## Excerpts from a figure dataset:
= = = =

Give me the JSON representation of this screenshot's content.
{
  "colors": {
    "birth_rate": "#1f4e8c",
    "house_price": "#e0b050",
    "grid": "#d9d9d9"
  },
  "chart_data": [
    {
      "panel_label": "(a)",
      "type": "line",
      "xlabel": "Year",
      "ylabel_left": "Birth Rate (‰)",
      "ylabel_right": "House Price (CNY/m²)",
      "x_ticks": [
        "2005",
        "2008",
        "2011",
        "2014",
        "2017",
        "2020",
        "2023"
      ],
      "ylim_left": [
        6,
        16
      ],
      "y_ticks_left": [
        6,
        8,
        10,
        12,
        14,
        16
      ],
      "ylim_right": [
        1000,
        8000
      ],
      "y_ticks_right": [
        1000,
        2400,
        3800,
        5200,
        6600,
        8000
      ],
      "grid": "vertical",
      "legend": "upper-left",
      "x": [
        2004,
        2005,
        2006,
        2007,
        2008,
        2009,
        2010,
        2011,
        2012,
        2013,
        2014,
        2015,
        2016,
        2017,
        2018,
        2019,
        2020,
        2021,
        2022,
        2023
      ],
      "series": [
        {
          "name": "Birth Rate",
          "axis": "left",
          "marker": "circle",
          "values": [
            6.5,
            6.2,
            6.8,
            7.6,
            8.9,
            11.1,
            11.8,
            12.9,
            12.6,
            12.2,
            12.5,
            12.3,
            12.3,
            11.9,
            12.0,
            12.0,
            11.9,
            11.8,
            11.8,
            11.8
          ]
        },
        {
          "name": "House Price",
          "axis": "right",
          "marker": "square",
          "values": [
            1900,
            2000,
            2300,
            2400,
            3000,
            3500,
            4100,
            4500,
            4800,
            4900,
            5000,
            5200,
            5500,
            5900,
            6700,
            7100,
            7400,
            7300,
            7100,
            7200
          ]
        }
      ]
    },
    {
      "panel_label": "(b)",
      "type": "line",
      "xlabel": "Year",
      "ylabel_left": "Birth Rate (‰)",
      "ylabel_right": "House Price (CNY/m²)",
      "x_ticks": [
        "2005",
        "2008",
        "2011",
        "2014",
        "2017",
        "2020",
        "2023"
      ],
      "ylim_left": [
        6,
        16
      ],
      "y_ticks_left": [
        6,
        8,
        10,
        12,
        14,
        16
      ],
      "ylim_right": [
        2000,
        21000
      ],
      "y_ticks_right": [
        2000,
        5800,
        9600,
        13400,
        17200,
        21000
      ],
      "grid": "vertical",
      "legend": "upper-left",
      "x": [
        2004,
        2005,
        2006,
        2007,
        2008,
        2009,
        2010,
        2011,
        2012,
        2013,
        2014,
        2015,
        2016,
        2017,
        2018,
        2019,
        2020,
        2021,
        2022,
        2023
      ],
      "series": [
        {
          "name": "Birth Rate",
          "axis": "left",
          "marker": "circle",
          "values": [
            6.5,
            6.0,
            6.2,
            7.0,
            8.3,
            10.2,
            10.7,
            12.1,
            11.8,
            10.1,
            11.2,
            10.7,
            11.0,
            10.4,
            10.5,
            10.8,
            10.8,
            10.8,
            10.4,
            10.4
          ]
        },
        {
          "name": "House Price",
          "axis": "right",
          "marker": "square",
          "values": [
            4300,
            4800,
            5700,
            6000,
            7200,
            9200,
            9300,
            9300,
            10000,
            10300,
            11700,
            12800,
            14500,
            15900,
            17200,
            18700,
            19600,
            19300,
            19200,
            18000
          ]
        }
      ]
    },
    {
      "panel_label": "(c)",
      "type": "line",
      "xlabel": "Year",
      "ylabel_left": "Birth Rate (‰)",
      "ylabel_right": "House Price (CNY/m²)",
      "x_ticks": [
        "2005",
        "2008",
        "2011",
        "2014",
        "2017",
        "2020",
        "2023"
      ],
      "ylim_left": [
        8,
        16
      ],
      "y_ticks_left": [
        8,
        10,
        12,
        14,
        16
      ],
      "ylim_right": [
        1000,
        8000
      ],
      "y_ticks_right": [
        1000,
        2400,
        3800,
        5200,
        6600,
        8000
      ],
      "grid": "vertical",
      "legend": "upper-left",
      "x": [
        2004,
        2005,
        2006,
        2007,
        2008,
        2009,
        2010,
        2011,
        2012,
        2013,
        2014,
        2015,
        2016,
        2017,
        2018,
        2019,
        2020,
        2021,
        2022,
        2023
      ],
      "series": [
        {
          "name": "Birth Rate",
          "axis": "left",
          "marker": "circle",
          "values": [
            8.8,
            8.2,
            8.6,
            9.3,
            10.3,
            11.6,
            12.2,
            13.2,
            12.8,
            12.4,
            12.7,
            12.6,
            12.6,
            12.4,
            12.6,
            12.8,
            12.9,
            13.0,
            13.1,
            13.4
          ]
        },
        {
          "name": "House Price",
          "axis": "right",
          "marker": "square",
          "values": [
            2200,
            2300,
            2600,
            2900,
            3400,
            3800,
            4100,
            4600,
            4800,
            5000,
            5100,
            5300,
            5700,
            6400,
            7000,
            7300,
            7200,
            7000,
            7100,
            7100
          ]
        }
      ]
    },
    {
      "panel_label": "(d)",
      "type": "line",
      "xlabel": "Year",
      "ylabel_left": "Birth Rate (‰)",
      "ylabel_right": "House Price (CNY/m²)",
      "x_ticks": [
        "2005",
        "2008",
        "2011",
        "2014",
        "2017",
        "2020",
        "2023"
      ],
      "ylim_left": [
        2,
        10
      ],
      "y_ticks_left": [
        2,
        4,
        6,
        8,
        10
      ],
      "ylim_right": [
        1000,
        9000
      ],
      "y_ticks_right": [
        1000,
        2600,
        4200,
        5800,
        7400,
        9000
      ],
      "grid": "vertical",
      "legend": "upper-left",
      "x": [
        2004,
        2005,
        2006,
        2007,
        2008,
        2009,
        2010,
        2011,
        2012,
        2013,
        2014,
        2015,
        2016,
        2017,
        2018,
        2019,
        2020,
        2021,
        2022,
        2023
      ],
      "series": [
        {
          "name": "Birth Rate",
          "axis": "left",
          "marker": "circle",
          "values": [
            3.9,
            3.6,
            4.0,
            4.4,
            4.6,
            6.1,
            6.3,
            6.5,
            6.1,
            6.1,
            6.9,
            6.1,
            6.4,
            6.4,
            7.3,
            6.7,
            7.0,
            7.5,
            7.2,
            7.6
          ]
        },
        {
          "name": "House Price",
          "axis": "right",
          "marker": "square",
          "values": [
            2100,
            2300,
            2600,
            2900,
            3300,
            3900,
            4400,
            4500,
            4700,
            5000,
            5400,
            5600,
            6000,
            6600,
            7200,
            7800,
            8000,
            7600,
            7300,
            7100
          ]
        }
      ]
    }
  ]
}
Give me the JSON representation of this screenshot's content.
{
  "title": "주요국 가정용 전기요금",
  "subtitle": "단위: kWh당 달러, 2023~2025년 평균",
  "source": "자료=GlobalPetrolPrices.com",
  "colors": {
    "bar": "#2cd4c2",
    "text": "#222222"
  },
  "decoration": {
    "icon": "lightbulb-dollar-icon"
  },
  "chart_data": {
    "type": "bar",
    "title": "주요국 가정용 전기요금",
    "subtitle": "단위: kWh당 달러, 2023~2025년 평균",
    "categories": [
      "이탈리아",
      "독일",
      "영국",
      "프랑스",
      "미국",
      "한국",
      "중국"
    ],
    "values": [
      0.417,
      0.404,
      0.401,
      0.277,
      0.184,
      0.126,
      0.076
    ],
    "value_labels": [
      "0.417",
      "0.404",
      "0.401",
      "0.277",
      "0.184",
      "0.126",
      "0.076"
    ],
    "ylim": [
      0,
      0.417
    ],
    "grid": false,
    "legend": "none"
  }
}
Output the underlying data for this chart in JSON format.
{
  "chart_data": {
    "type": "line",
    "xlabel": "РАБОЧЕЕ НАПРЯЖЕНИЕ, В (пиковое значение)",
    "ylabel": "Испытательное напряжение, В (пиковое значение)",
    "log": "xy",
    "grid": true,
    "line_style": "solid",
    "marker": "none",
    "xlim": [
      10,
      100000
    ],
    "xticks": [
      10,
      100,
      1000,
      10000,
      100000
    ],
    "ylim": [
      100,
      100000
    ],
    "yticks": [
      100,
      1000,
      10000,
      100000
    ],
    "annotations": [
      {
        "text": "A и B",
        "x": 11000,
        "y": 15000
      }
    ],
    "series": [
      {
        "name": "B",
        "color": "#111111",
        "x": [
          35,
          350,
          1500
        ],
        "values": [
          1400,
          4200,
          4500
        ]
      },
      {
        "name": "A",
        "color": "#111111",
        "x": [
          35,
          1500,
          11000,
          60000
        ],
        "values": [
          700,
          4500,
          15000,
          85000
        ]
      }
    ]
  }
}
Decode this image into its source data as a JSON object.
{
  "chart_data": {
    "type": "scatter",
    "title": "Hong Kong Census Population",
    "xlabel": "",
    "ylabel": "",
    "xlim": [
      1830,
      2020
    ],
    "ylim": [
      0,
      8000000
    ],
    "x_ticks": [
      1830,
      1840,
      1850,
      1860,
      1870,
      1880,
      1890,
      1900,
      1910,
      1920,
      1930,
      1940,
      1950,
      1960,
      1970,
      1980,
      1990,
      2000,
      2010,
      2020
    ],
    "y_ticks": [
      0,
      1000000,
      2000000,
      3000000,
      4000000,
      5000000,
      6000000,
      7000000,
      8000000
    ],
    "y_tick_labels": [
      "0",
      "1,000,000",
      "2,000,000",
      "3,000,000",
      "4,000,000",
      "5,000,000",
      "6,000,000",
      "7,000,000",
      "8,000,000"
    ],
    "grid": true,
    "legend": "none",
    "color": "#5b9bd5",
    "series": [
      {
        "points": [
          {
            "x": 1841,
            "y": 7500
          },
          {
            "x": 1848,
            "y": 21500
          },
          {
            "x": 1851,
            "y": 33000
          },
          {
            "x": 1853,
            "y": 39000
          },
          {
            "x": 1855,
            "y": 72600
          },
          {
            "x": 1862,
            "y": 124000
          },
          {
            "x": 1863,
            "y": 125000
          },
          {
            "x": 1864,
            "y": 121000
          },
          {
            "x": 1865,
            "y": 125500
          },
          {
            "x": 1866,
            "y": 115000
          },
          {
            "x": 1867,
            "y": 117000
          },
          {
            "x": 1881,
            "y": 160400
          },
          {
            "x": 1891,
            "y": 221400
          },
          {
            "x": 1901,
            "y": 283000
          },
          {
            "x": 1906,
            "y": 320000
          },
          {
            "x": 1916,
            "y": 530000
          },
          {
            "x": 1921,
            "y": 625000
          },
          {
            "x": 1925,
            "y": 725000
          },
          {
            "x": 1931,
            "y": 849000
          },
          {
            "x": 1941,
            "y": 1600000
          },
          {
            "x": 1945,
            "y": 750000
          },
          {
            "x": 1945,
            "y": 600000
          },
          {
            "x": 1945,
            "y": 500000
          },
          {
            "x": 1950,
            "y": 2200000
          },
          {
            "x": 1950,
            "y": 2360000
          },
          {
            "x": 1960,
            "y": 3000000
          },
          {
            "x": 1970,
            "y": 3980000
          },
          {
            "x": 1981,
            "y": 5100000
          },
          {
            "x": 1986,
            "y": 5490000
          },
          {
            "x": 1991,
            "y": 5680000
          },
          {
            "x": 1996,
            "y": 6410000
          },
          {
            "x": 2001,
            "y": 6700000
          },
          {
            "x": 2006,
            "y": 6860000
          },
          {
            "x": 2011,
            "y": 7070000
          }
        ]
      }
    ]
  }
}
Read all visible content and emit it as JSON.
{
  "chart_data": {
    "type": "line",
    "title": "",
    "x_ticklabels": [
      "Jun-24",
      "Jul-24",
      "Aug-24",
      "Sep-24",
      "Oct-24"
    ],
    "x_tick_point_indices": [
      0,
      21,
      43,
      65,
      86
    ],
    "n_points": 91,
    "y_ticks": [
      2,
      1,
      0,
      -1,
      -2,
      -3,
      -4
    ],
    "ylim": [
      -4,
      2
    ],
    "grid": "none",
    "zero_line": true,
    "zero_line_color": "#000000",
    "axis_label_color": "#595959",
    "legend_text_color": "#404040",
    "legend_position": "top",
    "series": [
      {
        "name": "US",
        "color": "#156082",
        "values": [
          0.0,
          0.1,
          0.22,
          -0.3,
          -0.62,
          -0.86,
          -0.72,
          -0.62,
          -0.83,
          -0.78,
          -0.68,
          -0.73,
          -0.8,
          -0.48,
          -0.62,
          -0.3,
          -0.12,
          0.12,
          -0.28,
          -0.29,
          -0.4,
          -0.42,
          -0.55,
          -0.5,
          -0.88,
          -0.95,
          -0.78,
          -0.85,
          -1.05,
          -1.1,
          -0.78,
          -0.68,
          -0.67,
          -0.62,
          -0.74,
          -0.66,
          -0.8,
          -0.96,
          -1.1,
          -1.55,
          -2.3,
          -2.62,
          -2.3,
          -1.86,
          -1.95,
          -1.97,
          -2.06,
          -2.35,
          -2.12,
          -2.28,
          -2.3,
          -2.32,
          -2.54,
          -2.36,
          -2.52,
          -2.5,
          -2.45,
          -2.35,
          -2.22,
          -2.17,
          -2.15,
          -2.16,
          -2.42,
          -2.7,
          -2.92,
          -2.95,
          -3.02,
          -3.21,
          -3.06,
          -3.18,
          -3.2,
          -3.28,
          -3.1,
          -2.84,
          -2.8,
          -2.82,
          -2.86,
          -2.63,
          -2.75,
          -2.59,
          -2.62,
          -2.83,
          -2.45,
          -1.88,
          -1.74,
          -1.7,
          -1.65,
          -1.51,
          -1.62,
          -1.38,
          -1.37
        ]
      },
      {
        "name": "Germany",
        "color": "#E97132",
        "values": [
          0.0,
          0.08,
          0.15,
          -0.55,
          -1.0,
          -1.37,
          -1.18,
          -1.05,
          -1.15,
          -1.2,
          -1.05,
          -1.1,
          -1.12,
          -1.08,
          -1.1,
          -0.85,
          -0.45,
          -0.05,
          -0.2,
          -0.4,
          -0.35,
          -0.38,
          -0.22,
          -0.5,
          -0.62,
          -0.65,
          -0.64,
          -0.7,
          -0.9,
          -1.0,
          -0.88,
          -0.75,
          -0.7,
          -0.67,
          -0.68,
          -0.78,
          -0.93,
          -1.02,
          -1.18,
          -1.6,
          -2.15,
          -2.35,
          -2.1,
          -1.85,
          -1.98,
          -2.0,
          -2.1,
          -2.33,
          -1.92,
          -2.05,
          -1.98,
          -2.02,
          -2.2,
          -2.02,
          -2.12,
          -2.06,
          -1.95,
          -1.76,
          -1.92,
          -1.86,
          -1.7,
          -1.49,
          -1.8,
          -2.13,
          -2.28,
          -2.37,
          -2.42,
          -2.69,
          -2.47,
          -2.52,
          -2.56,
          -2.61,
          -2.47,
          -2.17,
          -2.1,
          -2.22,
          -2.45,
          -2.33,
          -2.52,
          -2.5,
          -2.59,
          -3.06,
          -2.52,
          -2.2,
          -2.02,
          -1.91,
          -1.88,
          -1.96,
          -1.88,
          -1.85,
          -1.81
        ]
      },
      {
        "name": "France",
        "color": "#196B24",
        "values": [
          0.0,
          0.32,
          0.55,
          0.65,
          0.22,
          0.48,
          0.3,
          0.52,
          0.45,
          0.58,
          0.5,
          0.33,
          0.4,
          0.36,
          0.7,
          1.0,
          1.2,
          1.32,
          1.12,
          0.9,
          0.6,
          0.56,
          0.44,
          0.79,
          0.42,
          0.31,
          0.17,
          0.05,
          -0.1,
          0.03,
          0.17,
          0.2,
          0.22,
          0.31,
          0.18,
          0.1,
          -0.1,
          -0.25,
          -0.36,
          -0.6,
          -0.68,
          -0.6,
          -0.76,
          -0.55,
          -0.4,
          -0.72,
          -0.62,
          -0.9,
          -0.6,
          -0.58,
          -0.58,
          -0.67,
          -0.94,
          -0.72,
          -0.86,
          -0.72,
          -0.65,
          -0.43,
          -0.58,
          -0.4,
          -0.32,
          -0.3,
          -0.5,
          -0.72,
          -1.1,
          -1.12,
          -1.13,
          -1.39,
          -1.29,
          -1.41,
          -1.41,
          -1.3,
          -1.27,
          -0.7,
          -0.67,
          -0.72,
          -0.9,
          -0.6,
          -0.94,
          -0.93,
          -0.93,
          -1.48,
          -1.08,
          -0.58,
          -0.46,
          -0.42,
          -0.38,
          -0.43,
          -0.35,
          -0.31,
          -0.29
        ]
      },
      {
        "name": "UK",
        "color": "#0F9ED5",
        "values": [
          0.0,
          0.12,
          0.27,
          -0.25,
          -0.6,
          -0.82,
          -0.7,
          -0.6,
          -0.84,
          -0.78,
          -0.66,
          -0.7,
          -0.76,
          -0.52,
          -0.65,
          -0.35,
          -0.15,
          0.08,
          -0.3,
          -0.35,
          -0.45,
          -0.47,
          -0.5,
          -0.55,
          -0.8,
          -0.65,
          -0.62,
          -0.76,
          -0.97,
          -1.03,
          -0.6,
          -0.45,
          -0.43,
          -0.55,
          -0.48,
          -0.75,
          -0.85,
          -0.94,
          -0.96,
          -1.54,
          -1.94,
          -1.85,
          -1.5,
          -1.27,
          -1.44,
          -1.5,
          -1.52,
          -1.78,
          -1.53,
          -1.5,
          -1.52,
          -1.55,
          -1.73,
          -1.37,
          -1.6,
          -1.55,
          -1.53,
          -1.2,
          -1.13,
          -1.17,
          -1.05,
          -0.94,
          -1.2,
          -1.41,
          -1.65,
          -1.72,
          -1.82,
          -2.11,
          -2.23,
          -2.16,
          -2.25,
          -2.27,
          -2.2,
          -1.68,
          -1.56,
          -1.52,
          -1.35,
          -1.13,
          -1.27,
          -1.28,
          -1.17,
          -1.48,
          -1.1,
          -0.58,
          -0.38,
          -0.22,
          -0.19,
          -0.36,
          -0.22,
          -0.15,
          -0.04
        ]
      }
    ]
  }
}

= = = =

## Problem statement:
In the material above, find each line that contains the word "пиковое", and select it.

## Solution to this exercise:
    "xlabel": "РАБОЧЕЕ НАПРЯЖЕНИЕ, В (пиковое значение)",
    "ylabel": "Испытательное напряжение, В (пиковое значение)",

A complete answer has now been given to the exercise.